§ **Work to do**: Reproduce the listing that follows with no differences at all.

** begin Provided records **

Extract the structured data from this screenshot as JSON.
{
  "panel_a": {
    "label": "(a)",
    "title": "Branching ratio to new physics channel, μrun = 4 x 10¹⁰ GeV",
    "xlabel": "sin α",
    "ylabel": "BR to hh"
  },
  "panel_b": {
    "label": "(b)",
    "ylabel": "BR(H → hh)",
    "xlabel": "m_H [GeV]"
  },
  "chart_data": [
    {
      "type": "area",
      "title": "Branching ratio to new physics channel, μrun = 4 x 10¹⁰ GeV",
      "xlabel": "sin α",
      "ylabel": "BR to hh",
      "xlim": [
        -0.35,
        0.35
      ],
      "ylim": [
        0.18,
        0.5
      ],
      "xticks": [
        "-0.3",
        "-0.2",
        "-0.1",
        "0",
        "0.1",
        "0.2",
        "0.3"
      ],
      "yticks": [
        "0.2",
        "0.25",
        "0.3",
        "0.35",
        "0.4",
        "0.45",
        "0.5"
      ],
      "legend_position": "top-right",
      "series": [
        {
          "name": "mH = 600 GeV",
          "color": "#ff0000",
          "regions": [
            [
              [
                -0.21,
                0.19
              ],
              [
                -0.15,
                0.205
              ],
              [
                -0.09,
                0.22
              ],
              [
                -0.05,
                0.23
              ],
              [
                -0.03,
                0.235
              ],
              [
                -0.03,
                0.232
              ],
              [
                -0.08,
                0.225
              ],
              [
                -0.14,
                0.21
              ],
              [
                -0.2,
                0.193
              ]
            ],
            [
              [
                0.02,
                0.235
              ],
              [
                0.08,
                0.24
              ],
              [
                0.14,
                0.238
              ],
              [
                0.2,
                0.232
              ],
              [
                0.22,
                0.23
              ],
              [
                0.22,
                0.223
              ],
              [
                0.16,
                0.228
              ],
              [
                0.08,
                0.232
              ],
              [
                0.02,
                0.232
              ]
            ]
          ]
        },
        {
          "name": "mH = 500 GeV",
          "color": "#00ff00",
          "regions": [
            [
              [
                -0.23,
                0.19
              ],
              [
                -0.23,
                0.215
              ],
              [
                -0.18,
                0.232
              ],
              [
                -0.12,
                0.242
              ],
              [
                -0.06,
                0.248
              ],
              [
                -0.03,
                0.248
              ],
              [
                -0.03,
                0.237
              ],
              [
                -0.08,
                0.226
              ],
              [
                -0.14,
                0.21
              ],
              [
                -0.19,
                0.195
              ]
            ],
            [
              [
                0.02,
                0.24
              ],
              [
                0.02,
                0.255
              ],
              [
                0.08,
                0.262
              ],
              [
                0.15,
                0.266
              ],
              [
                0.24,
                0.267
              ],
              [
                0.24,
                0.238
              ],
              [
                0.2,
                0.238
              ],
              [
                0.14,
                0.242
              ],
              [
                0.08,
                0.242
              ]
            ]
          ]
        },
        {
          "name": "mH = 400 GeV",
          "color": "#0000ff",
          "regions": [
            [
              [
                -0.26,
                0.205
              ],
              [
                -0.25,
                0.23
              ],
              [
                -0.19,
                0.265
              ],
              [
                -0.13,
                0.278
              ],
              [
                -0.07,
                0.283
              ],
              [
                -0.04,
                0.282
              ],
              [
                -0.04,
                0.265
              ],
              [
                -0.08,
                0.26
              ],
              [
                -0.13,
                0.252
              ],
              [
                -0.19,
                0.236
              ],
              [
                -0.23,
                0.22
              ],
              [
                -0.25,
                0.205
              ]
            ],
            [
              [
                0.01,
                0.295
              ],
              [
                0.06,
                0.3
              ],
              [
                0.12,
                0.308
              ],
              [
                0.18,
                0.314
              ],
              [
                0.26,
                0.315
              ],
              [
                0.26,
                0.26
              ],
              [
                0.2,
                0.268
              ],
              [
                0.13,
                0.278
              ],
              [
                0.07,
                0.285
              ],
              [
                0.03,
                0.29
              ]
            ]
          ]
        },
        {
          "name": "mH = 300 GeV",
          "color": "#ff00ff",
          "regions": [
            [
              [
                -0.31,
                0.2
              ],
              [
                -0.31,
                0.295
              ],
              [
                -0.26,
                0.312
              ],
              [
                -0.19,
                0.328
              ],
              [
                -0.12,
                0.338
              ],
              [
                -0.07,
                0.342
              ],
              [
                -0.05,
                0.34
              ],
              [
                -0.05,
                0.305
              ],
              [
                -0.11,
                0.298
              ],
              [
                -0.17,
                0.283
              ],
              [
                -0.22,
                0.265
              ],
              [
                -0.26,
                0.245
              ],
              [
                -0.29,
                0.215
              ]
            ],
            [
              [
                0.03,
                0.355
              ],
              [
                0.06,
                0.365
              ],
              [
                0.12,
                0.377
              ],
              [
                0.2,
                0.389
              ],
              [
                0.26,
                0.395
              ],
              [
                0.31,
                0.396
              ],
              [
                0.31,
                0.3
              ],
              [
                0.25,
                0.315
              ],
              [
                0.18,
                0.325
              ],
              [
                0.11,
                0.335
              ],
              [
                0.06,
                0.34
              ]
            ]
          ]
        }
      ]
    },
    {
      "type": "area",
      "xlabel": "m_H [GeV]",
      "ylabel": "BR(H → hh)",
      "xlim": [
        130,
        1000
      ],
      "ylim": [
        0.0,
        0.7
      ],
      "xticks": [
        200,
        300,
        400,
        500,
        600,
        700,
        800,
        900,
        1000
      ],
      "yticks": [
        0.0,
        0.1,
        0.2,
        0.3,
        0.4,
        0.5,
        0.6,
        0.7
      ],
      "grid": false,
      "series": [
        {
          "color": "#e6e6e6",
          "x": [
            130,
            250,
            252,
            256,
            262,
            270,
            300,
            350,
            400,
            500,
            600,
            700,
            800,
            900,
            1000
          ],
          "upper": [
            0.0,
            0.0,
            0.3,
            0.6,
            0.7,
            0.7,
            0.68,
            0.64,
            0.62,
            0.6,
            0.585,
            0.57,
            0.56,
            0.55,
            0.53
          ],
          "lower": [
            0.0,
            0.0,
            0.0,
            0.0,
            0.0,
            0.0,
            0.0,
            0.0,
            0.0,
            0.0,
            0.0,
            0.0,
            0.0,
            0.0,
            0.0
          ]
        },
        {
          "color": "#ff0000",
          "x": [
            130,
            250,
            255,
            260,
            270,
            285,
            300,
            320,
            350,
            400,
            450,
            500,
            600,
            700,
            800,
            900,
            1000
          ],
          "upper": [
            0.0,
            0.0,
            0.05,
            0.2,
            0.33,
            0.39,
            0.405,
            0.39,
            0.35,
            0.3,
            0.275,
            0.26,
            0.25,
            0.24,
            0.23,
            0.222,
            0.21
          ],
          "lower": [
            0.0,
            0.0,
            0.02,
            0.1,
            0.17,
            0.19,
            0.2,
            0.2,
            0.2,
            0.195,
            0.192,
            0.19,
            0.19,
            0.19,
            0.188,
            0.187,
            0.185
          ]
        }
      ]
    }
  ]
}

** end Provided records **

§ **Written answer**:
Extract the structured data from this screenshot as JSON.
{
  "panel_a": {
    "label": "(a)",
    "title": "Branching ratio to new physics channel, μrun = 4 x 10¹⁰ GeV",
    "xlabel": "sin α",
    "ylabel": "BR to hh"
  },
  "panel_b": {
    "label": "(b)",
    "ylabel": "BR(H → hh)",
    "xlabel": "m_H [GeV]"
  },
  "chart_data": [
    {
      "type": "area",
      "title": "Branching ratio to new physics channel, μrun = 4 x 10¹⁰ GeV",
      "xlabel": "sin α",
      "ylabel": "BR to hh",
      "xlim": [
        -0.35,
        0.35
      ],
      "ylim": [
        0.18,
        0.5
      ],
      "xticks": [
        "-0.3",
        "-0.2",
        "-0.1",
        "0",
        "0.1",
        "0.2",
        "0.3"
      ],
      "yticks": [
        "0.2",
        "0.25",
        "0.3",
        "0.35",
        "0.4",
        "0.45",
        "0.5"
      ],
      "legend_position": "top-right",
      "series": [
        {
          "name": "mH = 600 GeV",
          "color": "#ff0000",
          "regions": [
            [
              [
                -0.21,
                0.19
              ],
              [
                -0.15,
                0.205
              ],
              [
                -0.09,
                0.22
              ],
              [
                -0.05,
                0.23
              ],
              [
                -0.03,
                0.235
              ],
              [
                -0.03,
                0.232
              ],
              [
                -0.08,
                0.225
              ],
              [
                -0.14,
                0.21
              ],
              [
                -0.2,
                0.193
              ]
            ],
            [
              [
                0.02,
                0.235
              ],
              [
                0.08,
                0.24
              ],
              [
                0.14,
                0.238
              ],
              [
                0.2,
                0.232
              ],
              [
                0.22,
                0.23
              ],
              [
                0.22,
                0.223
              ],
              [
                0.16,
                0.228
              ],
              [
                0.08,
                0.232
              ],
              [
                0.02,
                0.232
              ]
            ]
          ]
        },
        {
          "name": "mH = 500 GeV",
          "color": "#00ff00",
          "regions": [
            [
              [
                -0.23,
                0.19
              ],
              [
                -0.23,
                0.215
              ],
              [
                -0.18,
                0.232
              ],
              [
                -0.12,
                0.242
              ],
              [
                -0.06,
                0.248
              ],
              [
                -0.03,
                0.248
              ],
              [
                -0.03,
                0.237
              ],
              [
                -0.08,
                0.226
              ],
              [
                -0.14,
                0.21
              ],
              [
                -0.19,
                0.195
              ]
            ],
            [
              [
                0.02,
                0.24
              ],
              [
                0.02,
                0.255
              ],
              [
                0.08,
                0.262
              ],
              [
                0.15,
                0.266
              ],
              [
                0.24,
                0.267
              ],
              [
                0.24,
                0.238
              ],
              [
                0.2,
                0.238
              ],
              [
                0.14,
                0.242
              ],
              [
                0.08,
                0.242
              ]
            ]
          ]
        },
        {
          "name": "mH = 400 GeV",
          "color": "#0000ff",
          "regions": [
            [
              [
                -0.26,
                0.205
              ],
              [
                -0.25,
                0.23
              ],
              [
                -0.19,
                0.265
              ],
              [
                -0.13,
                0.278
              ],
              [
                -0.07,
                0.283
              ],
              [
                -0.04,
                0.282
              ],
              [
                -0.04,
                0.265
              ],
              [
                -0.08,
                0.26
              ],
              [
                -0.13,
                0.252
              ],
              [
                -0.19,
                0.236
              ],
              [
                -0.23,
                0.22
              ],
              [
                -0.25,
                0.205
              ]
            ],
            [
              [
                0.01,
                0.295
              ],
              [
                0.06,
                0.3
              ],
              [
                0.12,
                0.308
              ],
              [
                0.18,
                0.314
              ],
              [
                0.26,
                0.315
              ],
              [
                0.26,
                0.26
              ],
              [
                0.2,
                0.268
              ],
              [
                0.13,
                0.278
              ],
              [
                0.07,
                0.285
              ],
              [
                0.03,
                0.29
              ]
            ]
          ]
        },
        {
          "name": "mH = 300 GeV",
          "color": "#ff00ff",
          "regions": [
            [
              [
                -0.31,
                0.2
              ],
              [
                -0.31,
                0.295
              ],
              [
                -0.26,
                0.312
              ],
              [
                -0.19,
                0.328
              ],
              [
                -0.12,
                0.338
              ],
              [
                -0.07,
                0.342
              ],
              [
                -0.05,
                0.34
              ],
              [
                -0.05,
                0.305
              ],
              [
                -0.11,
                0.298
              ],
              [
                -0.17,
                0.283
              ],
              [
                -0.22,
                0.265
              ],
              [
                -0.26,
                0.245
              ],
              [
                -0.29,
                0.215
              ]
            ],
            [
              [
                0.03,
                0.355
              ],
              [
                0.06,
                0.365
              ],
              [
                0.12,
                0.377
              ],
              [
                0.2,
                0.389
              ],
              [
                0.26,
                0.395
              ],
              [
                0.31,
                0.396
              ],
              [
                0.31,
                0.3
              ],
              [
                0.25,
                0.315
              ],
              [
                0.18,
                0.325
              ],
              [
                0.11,
                0.335
              ],
              [
                0.06,
                0.34
              ]
            ]
          ]
        }
      ]
    },
    {
      "type": "area",
      "xlabel": "m_H [GeV]",
      "ylabel": "BR(H → hh)",
      "xlim": [
        130,
        1000
      ],
      "ylim": [
        0.0,
        0.7
      ],
      "xticks": [
        200,
        300,
        400,
        500,
        600,
        700,
        800,
        900,
        1000
      ],
      "yticks": [
        0.0,
        0.1,
        0.2,
        0.3,
        0.4,
        0.5,
        0.6,
        0.7
      ],
      "grid": false,
      "series": [
        {
          "color": "#e6e6e6",
          "x": [
            130,
            250,
            252,
            256,
            262,
            270,
            300,
            350,
            400,
            500,
            600,
            700,
            800,
            900,
            1000
          ],
          "upper": [
            0.0,
            0.0,
            0.3,
            0.6,
            0.7,
            0.7,
            0.68,
            0.64,
            0.62,
            0.6,
            0.585,
            0.57,
            0.56,
            0.55,
            0.53
          ],
          "lower": [
            0.0,
            0.0,
            0.0,
            0.0,
            0.0,
            0.0,
            0.0,
            0.0,
            0.0,
            0.0,
            0.0,
            0.0,
            0.0,
            0.0,
            0.0
          ]
        },
        {
          "color": "#ff0000",
          "x": [
            130,
            250,
            255,
            260,
            270,
            285,
            300,
            320,
            350,
            400,
            450,
            500,
            600,
            700,
            800,
            900,
            1000
          ],
          "upper": [
            0.0,
            0.0,
            0.05,
            0.2,
            0.33,
            0.39,
            0.405,
            0.39,
            0.35,
            0.3,
            0.275,
            0.26,
            0.25,
            0.24,
            0.23,
            0.222,
            0.21
          ],
          "lower": [
            0.0,
            0.0,
            0.02,
            0.1,
            0.17,
            0.19,
            0.2,
            0.2,
            0.2,
            0.195,
            0.192,
            0.19,
            0.19,
            0.19,
            0.188,
            0.187,
            0.185
          ]
        }
      ]
    }
  ]
}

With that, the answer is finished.